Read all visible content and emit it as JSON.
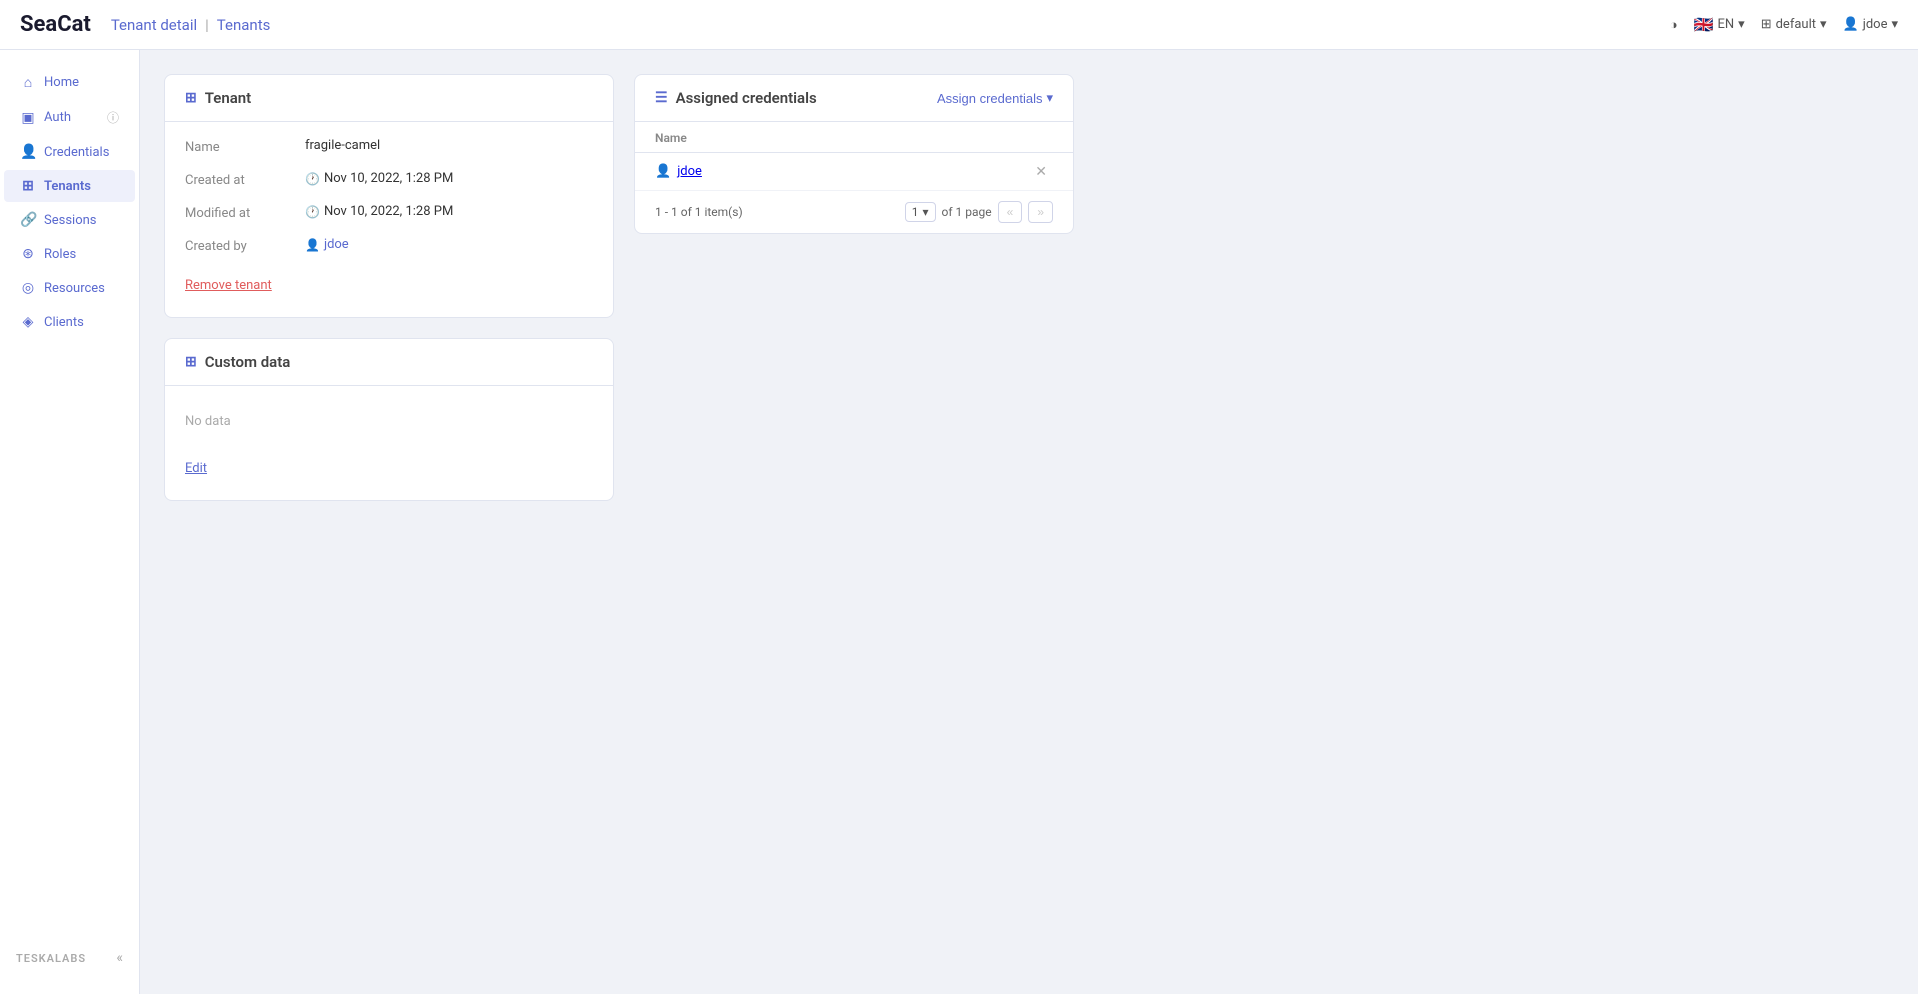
{
  "app": {
    "logo": "SeaCat",
    "page_title": "Tenant detail",
    "breadcrumb_separator": "|",
    "breadcrumb_parent": "Tenants"
  },
  "topnav": {
    "contrast_icon": "◑",
    "flag": "🇬🇧",
    "lang_label": "EN",
    "grid_icon": "⊞",
    "workspace_label": "default",
    "workspace_arrow": "▾",
    "user_icon": "👤",
    "user_label": "jdoe",
    "user_arrow": "▾"
  },
  "sidebar": {
    "items": [
      {
        "id": "home",
        "icon": "⌂",
        "label": "Home"
      },
      {
        "id": "auth",
        "icon": "▣",
        "label": "Auth",
        "has_info": true
      },
      {
        "id": "credentials",
        "icon": "👤",
        "label": "Credentials"
      },
      {
        "id": "tenants",
        "icon": "⊞",
        "label": "Tenants",
        "active": true
      },
      {
        "id": "sessions",
        "icon": "🔗",
        "label": "Sessions"
      },
      {
        "id": "roles",
        "icon": "⊛",
        "label": "Roles"
      },
      {
        "id": "resources",
        "icon": "◎",
        "label": "Resources"
      },
      {
        "id": "clients",
        "icon": "◈",
        "label": "Clients"
      }
    ],
    "bottom_logo": "TeskaLabs",
    "collapse_icon": "«"
  },
  "tenant_card": {
    "header_icon": "⊞",
    "title": "Tenant",
    "fields": [
      {
        "label": "Name",
        "value": "fragile-camel",
        "type": "text"
      },
      {
        "label": "Created at",
        "value": "Nov 10, 2022, 1:28 PM",
        "has_time_icon": true
      },
      {
        "label": "Modified at",
        "value": "Nov 10, 2022, 1:28 PM",
        "has_time_icon": true
      },
      {
        "label": "Created by",
        "value": "jdoe",
        "is_link": true,
        "has_user_icon": true
      }
    ],
    "remove_btn": "Remove tenant"
  },
  "custom_data_card": {
    "header_icon": "⊞",
    "title": "Custom data",
    "no_data_text": "No data",
    "edit_btn": "Edit"
  },
  "credentials_card": {
    "header_icon": "☰",
    "title": "Assigned credentials",
    "assign_btn": "Assign credentials",
    "assign_arrow": "▾",
    "table_header": "Name",
    "credentials": [
      {
        "id": "jdoe",
        "label": "jdoe",
        "is_link": true
      }
    ],
    "pagination": {
      "info": "1 - 1 of 1 item(s)",
      "page": "1",
      "of_page": "of 1 page",
      "prev_disabled": true,
      "next_disabled": true
    }
  }
}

......

TASK INSTRUCTIONS
Every record above should come back exactly, but without its pictures.

ANSWER TO THIS EXERCISE
Read all visible content and emit it as JSON.
{
  "app": {
    "logo": "SeaCat",
    "page_title": "Tenant detail",
    "breadcrumb_separator": "|",
    "breadcrumb_parent": "Tenants"
  },
  "topnav": {
    "contrast_icon": "◑",
    "flag": "🇬🇧",
    "lang_label": "EN",
    "grid_icon": "⊞",
    "workspace_label": "default",
    "workspace_arrow": "▾",
    "user_icon": "👤",
    "user_label": "jdoe",
    "user_arrow": "▾"
  },
  "sidebar": {
    "items": [
      {
        "id": "home",
        "icon": "⌂",
        "label": "Home"
      },
      {
        "id": "auth",
        "icon": "▣",
        "label": "Auth",
        "has_info": true
      },
      {
        "id": "credentials",
        "icon": "👤",
        "label": "Credentials"
      },
      {
        "id": "tenants",
        "icon": "⊞",
        "label": "Tenants",
        "active": true
      },
      {
        "id": "sessions",
        "icon": "🔗",
        "label": "Sessions"
      },
      {
        "id": "roles",
        "icon": "⊛",
        "label": "Roles"
      },
      {
        "id": "resources",
        "icon": "◎",
        "label": "Resources"
      },
      {
        "id": "clients",
        "icon": "◈",
        "label": "Clients"
      }
    ],
    "bottom_logo": "TeskaLabs",
    "collapse_icon": "«"
  },
  "tenant_card": {
    "header_icon": "⊞",
    "title": "Tenant",
    "fields": [
      {
        "label": "Name",
        "value": "fragile-camel",
        "type": "text"
      },
      {
        "label": "Created at",
        "value": "Nov 10, 2022, 1:28 PM",
        "has_time_icon": true
      },
      {
        "label": "Modified at",
        "value": "Nov 10, 2022, 1:28 PM",
        "has_time_icon": true
      },
      {
        "label": "Created by",
        "value": "jdoe",
        "is_link": true,
        "has_user_icon": true
      }
    ],
    "remove_btn": "Remove tenant"
  },
  "custom_data_card": {
    "header_icon": "⊞",
    "title": "Custom data",
    "no_data_text": "No data",
    "edit_btn": "Edit"
  },
  "credentials_card": {
    "header_icon": "☰",
    "title": "Assigned credentials",
    "assign_btn": "Assign credentials",
    "assign_arrow": "▾",
    "table_header": "Name",
    "credentials": [
      {
        "id": "jdoe",
        "label": "jdoe",
        "is_link": true
      }
    ],
    "pagination": {
      "info": "1 - 1 of 1 item(s)",
      "page": "1",
      "of_page": "of 1 page",
      "prev_disabled": true,
      "next_disabled": true
    }
  }
}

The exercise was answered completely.